Task prompt — Give the listing from its first line through the line containing "bar-top: [611, 153, 699, 194]", both included, as a numbered list with any blank lines omitted.

Material supplied —
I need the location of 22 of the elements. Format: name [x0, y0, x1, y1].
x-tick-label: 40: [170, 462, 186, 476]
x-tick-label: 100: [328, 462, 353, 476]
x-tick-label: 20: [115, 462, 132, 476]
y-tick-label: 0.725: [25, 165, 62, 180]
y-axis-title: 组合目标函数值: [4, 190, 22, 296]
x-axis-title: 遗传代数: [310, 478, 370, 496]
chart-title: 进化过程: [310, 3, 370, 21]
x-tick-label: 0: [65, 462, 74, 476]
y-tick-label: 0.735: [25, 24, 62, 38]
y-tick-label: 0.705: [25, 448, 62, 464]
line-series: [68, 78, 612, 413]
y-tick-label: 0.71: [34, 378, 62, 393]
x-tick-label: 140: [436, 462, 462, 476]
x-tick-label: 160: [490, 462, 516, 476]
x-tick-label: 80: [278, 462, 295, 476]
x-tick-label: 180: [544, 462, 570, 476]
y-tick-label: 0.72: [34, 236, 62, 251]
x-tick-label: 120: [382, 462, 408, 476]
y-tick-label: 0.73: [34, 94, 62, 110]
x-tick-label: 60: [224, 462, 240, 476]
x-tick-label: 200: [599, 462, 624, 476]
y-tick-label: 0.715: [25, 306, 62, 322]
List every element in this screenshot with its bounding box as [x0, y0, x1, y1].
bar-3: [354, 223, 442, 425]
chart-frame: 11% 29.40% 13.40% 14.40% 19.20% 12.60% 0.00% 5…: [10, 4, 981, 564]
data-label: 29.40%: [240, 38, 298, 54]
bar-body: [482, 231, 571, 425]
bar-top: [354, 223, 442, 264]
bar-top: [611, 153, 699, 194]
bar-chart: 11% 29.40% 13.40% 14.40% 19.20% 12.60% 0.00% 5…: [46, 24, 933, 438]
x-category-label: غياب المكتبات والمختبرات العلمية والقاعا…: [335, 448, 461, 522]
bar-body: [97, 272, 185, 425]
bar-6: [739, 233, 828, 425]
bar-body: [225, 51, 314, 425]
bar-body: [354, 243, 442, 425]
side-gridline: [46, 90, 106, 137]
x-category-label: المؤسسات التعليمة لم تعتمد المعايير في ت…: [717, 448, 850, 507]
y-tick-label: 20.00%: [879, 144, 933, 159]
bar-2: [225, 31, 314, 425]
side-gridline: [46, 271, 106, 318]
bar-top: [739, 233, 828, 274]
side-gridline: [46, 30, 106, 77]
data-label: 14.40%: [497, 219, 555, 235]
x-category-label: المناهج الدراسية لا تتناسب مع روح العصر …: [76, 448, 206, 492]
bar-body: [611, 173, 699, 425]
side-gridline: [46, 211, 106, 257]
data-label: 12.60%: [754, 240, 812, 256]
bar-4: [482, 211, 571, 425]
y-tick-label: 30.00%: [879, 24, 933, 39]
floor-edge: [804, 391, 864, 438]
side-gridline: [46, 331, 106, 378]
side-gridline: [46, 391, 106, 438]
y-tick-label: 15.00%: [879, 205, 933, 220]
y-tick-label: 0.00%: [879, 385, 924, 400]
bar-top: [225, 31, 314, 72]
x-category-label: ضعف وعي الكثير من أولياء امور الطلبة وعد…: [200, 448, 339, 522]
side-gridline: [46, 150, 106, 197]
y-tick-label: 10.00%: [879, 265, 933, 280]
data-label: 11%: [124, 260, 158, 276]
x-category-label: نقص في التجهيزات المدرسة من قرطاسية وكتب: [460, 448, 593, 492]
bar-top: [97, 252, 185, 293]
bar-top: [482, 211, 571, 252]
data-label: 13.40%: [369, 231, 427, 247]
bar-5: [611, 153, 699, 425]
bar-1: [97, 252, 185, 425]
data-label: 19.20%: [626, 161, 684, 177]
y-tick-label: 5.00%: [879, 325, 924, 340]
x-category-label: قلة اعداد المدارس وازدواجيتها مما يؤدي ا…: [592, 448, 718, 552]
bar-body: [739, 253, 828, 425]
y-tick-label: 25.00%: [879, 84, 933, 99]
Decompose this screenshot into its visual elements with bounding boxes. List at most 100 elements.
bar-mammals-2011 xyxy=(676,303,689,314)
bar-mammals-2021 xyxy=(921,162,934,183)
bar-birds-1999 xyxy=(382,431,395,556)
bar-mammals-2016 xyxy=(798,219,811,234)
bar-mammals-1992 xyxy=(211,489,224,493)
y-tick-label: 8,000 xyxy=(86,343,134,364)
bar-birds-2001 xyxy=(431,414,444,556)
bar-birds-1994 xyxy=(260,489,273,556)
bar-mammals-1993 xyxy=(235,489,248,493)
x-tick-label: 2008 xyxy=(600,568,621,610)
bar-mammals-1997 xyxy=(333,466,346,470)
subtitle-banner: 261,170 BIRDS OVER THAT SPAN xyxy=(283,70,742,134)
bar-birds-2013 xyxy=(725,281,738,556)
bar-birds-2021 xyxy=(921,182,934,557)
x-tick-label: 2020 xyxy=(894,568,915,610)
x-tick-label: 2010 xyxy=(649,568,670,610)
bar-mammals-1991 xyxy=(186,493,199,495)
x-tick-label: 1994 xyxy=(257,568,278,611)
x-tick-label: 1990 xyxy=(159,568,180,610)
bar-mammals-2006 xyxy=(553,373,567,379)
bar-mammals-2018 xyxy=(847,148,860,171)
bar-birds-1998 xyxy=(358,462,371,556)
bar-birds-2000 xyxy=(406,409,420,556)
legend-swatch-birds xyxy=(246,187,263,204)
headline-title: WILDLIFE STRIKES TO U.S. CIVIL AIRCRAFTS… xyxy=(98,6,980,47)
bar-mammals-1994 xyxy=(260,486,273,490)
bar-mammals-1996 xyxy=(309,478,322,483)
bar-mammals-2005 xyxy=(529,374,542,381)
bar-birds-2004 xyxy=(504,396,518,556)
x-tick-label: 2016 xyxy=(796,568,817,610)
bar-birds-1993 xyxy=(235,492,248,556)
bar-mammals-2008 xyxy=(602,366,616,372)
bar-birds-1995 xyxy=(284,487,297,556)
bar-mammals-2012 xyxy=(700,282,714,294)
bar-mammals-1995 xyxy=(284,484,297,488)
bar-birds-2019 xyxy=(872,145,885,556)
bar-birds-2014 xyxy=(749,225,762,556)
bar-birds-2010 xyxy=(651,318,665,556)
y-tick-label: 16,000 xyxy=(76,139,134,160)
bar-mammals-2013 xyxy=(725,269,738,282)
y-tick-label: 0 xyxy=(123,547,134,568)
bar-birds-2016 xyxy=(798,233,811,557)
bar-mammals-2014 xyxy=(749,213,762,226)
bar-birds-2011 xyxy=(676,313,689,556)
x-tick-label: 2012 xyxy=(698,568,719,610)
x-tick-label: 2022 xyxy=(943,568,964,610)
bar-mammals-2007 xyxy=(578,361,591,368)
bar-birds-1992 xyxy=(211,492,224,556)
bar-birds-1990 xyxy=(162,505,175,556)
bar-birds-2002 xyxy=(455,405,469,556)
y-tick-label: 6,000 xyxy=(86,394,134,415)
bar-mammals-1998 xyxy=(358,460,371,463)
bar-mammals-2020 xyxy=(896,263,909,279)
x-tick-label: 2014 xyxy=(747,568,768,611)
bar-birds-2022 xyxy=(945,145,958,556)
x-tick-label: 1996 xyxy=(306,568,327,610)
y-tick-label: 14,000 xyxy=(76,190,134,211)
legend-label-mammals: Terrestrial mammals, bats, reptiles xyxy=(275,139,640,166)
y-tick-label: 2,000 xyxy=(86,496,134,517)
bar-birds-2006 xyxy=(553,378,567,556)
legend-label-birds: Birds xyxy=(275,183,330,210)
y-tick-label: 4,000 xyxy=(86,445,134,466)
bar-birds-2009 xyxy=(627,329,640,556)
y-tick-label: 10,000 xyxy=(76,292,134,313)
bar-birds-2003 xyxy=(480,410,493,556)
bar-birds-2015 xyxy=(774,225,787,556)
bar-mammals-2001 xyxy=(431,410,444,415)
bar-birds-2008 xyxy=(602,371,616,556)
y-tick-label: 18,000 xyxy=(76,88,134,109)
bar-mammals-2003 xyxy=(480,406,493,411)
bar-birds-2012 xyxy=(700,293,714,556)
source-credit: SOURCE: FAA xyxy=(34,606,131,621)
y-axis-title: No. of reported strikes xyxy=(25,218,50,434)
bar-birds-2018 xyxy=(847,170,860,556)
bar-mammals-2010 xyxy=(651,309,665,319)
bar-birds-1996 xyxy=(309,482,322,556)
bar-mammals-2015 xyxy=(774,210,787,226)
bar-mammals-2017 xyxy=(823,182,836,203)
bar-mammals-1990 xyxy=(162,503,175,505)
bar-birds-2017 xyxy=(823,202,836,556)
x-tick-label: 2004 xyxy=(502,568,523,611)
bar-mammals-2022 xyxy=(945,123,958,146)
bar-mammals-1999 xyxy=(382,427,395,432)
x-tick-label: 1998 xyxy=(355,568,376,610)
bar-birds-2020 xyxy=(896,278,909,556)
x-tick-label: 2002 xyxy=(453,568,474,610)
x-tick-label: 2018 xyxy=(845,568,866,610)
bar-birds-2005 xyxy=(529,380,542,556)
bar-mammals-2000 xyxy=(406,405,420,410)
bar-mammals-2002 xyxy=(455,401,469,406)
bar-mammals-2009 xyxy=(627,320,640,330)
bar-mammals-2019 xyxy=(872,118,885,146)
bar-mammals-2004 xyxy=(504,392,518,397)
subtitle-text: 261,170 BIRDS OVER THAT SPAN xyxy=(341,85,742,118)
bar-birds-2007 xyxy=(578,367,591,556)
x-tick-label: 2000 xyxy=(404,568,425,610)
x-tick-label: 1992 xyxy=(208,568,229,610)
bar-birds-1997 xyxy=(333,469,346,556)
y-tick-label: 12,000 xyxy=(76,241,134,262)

Complete answer —
1. I need the location of 22 of the elements. Format: name [x0, y0, x1, y1].
2. x-tick-label: 40: [170, 462, 186, 476]
3. x-tick-label: 100: [328, 462, 353, 476]
4. x-tick-label: 20: [115, 462, 132, 476]
5. y-tick-label: 0.725: [25, 165, 62, 180]
6. y-axis-title: 组合目标函数值: [4, 190, 22, 296]
7. x-axis-title: 遗传代数: [310, 478, 370, 496]
8. chart-title: 进化过程: [310, 3, 370, 21]
9. x-tick-label: 0: [65, 462, 74, 476]
10. y-tick-label: 0.735: [25, 24, 62, 38]
11. y-tick-label: 0.705: [25, 448, 62, 464]
12. line-series: [68, 78, 612, 413]
13. y-tick-label: 0.71: [34, 378, 62, 393]
14. x-tick-label: 140: [436, 462, 462, 476]
15. x-tick-label: 160: [490, 462, 516, 476]
16. x-tick-label: 80: [278, 462, 295, 476]
17. x-tick-label: 180: [544, 462, 570, 476]
18. y-tick-label: 0.72: [34, 236, 62, 251]
19. x-tick-label: 120: [382, 462, 408, 476]
20. y-tick-label: 0.73: [34, 94, 62, 110]
21. x-tick-label: 60: [224, 462, 240, 476]
22. x-tick-label: 200: [599, 462, 624, 476]
23. y-tick-label: 0.715: [25, 306, 62, 322]
24. List every element in this screenshot with its bounding box as [x0, y0, x1, y1].
25. bar-3: [354, 223, 442, 425]
26. chart-frame: 11% 29.40% 13.40% 14.40% 19.20% 12.60% 0.00% 5…: [10, 4, 981, 564]
27. data-label: 29.40%: [240, 38, 298, 54]
28. bar-body: [482, 231, 571, 425]
29. bar-top: [354, 223, 442, 264]
30. bar-top: [611, 153, 699, 194]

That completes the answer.